## WORK TO DO
Print the listing below in its entirety, character for character.

──────

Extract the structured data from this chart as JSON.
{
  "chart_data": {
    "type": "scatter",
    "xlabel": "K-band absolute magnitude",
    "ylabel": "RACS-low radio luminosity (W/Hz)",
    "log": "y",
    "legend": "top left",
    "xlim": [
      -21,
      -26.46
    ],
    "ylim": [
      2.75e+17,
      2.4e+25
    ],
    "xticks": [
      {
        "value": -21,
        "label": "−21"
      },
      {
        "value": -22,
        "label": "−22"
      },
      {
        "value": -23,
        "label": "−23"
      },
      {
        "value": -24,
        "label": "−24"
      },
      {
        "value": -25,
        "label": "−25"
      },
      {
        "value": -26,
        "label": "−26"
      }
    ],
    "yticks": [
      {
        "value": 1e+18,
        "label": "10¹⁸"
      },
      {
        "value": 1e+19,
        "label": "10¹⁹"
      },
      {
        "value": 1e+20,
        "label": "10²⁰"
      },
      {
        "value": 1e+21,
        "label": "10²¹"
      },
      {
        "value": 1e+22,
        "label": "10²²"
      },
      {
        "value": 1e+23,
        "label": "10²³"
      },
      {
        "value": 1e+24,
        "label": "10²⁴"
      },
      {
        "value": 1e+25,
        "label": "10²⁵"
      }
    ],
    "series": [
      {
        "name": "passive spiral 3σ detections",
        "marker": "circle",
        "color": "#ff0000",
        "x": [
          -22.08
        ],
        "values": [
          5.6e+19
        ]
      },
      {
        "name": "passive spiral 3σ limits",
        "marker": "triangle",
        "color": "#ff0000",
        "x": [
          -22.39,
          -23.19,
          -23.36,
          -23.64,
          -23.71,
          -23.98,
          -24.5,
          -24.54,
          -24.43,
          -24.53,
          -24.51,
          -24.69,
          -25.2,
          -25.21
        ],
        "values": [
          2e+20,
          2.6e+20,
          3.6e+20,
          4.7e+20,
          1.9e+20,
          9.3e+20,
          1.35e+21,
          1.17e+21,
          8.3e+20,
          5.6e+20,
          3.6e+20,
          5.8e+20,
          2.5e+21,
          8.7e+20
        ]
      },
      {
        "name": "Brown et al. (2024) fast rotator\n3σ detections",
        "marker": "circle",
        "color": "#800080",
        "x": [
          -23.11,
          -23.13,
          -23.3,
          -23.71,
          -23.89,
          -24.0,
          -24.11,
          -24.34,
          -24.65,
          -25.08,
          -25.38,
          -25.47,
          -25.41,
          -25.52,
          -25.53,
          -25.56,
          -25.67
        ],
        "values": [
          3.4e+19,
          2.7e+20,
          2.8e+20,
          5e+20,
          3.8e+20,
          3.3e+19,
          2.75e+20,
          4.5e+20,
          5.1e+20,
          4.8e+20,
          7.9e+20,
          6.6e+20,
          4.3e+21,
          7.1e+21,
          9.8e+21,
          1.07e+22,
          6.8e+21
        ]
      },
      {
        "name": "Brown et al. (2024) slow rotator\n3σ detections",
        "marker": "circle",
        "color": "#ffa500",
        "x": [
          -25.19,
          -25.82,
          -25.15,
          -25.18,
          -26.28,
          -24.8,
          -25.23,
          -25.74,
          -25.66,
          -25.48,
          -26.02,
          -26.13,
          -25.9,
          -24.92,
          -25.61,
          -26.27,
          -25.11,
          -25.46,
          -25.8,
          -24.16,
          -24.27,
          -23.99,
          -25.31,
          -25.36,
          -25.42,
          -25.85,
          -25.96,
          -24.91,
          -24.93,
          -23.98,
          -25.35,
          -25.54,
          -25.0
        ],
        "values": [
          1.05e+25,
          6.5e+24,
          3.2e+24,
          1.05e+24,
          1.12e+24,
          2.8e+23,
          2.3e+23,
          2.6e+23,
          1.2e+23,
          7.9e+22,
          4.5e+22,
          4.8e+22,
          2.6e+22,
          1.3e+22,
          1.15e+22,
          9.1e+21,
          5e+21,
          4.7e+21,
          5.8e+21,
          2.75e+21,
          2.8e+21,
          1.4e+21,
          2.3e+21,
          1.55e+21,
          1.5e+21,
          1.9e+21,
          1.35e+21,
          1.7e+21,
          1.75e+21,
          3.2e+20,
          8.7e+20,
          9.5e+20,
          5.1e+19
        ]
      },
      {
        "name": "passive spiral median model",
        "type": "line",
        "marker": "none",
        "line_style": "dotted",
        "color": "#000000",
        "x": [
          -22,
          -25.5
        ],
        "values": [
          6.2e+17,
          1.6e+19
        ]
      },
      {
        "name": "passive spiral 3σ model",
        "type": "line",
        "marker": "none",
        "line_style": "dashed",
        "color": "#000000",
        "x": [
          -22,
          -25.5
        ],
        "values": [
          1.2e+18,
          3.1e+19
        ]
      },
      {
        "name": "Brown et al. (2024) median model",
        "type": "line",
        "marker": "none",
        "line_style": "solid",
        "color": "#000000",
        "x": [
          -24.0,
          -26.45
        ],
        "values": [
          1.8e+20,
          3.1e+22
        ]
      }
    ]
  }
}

──────

## REPLY TO THE EXERCISE
Extract the structured data from this chart as JSON.
{
  "chart_data": {
    "type": "scatter",
    "xlabel": "K-band absolute magnitude",
    "ylabel": "RACS-low radio luminosity (W/Hz)",
    "log": "y",
    "legend": "top left",
    "xlim": [
      -21,
      -26.46
    ],
    "ylim": [
      2.75e+17,
      2.4e+25
    ],
    "xticks": [
      {
        "value": -21,
        "label": "−21"
      },
      {
        "value": -22,
        "label": "−22"
      },
      {
        "value": -23,
        "label": "−23"
      },
      {
        "value": -24,
        "label": "−24"
      },
      {
        "value": -25,
        "label": "−25"
      },
      {
        "value": -26,
        "label": "−26"
      }
    ],
    "yticks": [
      {
        "value": 1e+18,
        "label": "10¹⁸"
      },
      {
        "value": 1e+19,
        "label": "10¹⁹"
      },
      {
        "value": 1e+20,
        "label": "10²⁰"
      },
      {
        "value": 1e+21,
        "label": "10²¹"
      },
      {
        "value": 1e+22,
        "label": "10²²"
      },
      {
        "value": 1e+23,
        "label": "10²³"
      },
      {
        "value": 1e+24,
        "label": "10²⁴"
      },
      {
        "value": 1e+25,
        "label": "10²⁵"
      }
    ],
    "series": [
      {
        "name": "passive spiral 3σ detections",
        "marker": "circle",
        "color": "#ff0000",
        "x": [
          -22.08
        ],
        "values": [
          5.6e+19
        ]
      },
      {
        "name": "passive spiral 3σ limits",
        "marker": "triangle",
        "color": "#ff0000",
        "x": [
          -22.39,
          -23.19,
          -23.36,
          -23.64,
          -23.71,
          -23.98,
          -24.5,
          -24.54,
          -24.43,
          -24.53,
          -24.51,
          -24.69,
          -25.2,
          -25.21
        ],
        "values": [
          2e+20,
          2.6e+20,
          3.6e+20,
          4.7e+20,
          1.9e+20,
          9.3e+20,
          1.35e+21,
          1.17e+21,
          8.3e+20,
          5.6e+20,
          3.6e+20,
          5.8e+20,
          2.5e+21,
          8.7e+20
        ]
      },
      {
        "name": "Brown et al. (2024) fast rotator\n3σ detections",
        "marker": "circle",
        "color": "#800080",
        "x": [
          -23.11,
          -23.13,
          -23.3,
          -23.71,
          -23.89,
          -24.0,
          -24.11,
          -24.34,
          -24.65,
          -25.08,
          -25.38,
          -25.47,
          -25.41,
          -25.52,
          -25.53,
          -25.56,
          -25.67
        ],
        "values": [
          3.4e+19,
          2.7e+20,
          2.8e+20,
          5e+20,
          3.8e+20,
          3.3e+19,
          2.75e+20,
          4.5e+20,
          5.1e+20,
          4.8e+20,
          7.9e+20,
          6.6e+20,
          4.3e+21,
          7.1e+21,
          9.8e+21,
          1.07e+22,
          6.8e+21
        ]
      },
      {
        "name": "Brown et al. (2024) slow rotator\n3σ detections",
        "marker": "circle",
        "color": "#ffa500",
        "x": [
          -25.19,
          -25.82,
          -25.15,
          -25.18,
          -26.28,
          -24.8,
          -25.23,
          -25.74,
          -25.66,
          -25.48,
          -26.02,
          -26.13,
          -25.9,
          -24.92,
          -25.61,
          -26.27,
          -25.11,
          -25.46,
          -25.8,
          -24.16,
          -24.27,
          -23.99,
          -25.31,
          -25.36,
          -25.42,
          -25.85,
          -25.96,
          -24.91,
          -24.93,
          -23.98,
          -25.35,
          -25.54,
          -25.0
        ],
        "values": [
          1.05e+25,
          6.5e+24,
          3.2e+24,
          1.05e+24,
          1.12e+24,
          2.8e+23,
          2.3e+23,
          2.6e+23,
          1.2e+23,
          7.9e+22,
          4.5e+22,
          4.8e+22,
          2.6e+22,
          1.3e+22,
          1.15e+22,
          9.1e+21,
          5e+21,
          4.7e+21,
          5.8e+21,
          2.75e+21,
          2.8e+21,
          1.4e+21,
          2.3e+21,
          1.55e+21,
          1.5e+21,
          1.9e+21,
          1.35e+21,
          1.7e+21,
          1.75e+21,
          3.2e+20,
          8.7e+20,
          9.5e+20,
          5.1e+19
        ]
      },
      {
        "name": "passive spiral median model",
        "type": "line",
        "marker": "none",
        "line_style": "dotted",
        "color": "#000000",
        "x": [
          -22,
          -25.5
        ],
        "values": [
          6.2e+17,
          1.6e+19
        ]
      },
      {
        "name": "passive spiral 3σ model",
        "type": "line",
        "marker": "none",
        "line_style": "dashed",
        "color": "#000000",
        "x": [
          -22,
          -25.5
        ],
        "values": [
          1.2e+18,
          3.1e+19
        ]
      },
      {
        "name": "Brown et al. (2024) median model",
        "type": "line",
        "marker": "none",
        "line_style": "solid",
        "color": "#000000",
        "x": [
          -24.0,
          -26.45
        ],
        "values": [
          1.8e+20,
          3.1e+22
        ]
      }
    ]
  }
}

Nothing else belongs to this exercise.